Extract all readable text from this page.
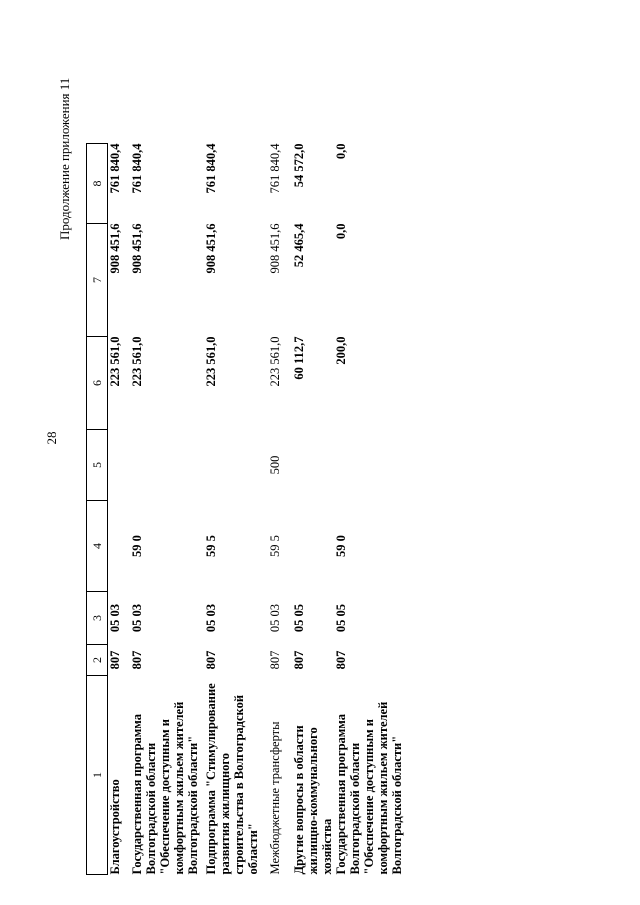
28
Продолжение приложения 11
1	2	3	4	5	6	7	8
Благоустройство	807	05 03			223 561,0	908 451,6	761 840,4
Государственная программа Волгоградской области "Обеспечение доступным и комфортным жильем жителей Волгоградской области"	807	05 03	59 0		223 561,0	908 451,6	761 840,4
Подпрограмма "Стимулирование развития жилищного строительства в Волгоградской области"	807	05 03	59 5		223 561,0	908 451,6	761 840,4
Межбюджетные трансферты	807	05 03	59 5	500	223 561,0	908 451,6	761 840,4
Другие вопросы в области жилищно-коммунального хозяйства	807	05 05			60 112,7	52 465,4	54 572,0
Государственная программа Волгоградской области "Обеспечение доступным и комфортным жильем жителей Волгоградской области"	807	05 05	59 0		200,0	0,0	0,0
--
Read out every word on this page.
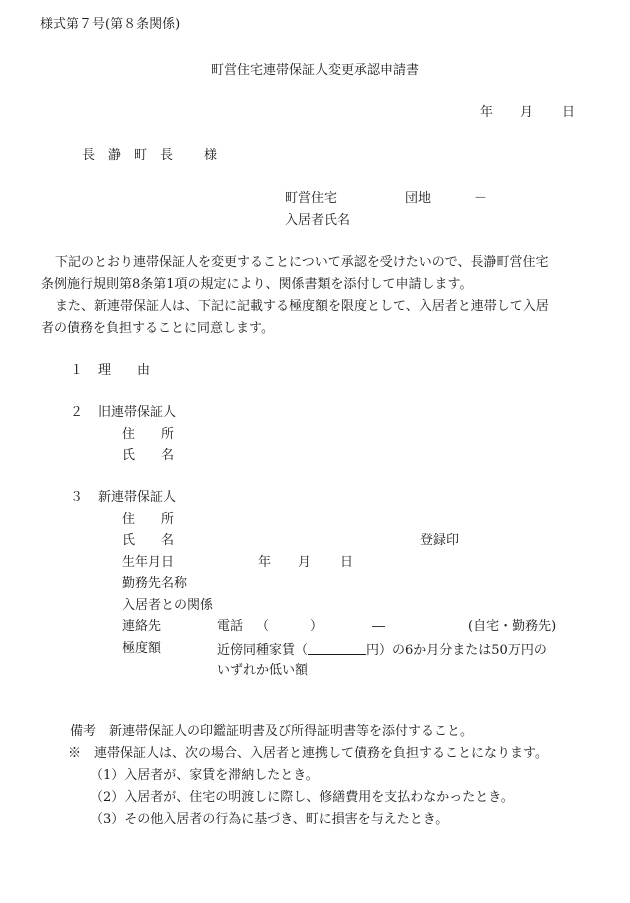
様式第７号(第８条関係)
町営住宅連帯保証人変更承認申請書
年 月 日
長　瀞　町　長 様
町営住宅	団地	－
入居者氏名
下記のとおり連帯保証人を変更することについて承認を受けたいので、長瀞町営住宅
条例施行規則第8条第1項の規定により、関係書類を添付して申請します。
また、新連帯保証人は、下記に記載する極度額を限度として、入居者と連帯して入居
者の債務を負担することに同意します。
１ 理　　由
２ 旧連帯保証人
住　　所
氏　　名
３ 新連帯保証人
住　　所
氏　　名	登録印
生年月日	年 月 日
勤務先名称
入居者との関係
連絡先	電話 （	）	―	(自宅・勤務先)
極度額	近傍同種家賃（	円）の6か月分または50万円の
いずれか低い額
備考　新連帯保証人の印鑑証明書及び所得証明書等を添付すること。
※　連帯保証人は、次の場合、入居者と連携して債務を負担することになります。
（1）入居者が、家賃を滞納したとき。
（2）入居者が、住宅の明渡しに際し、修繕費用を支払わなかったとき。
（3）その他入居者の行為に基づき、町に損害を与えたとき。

• _DIRECTION_
Using the records above, select and copy every line that has the word "入居者が".

• _RESPONSE BELOW_
（1）入居者が、家賃を滞納したとき。
（2）入居者が、住宅の明渡しに際し、修繕費用を支払わなかったとき。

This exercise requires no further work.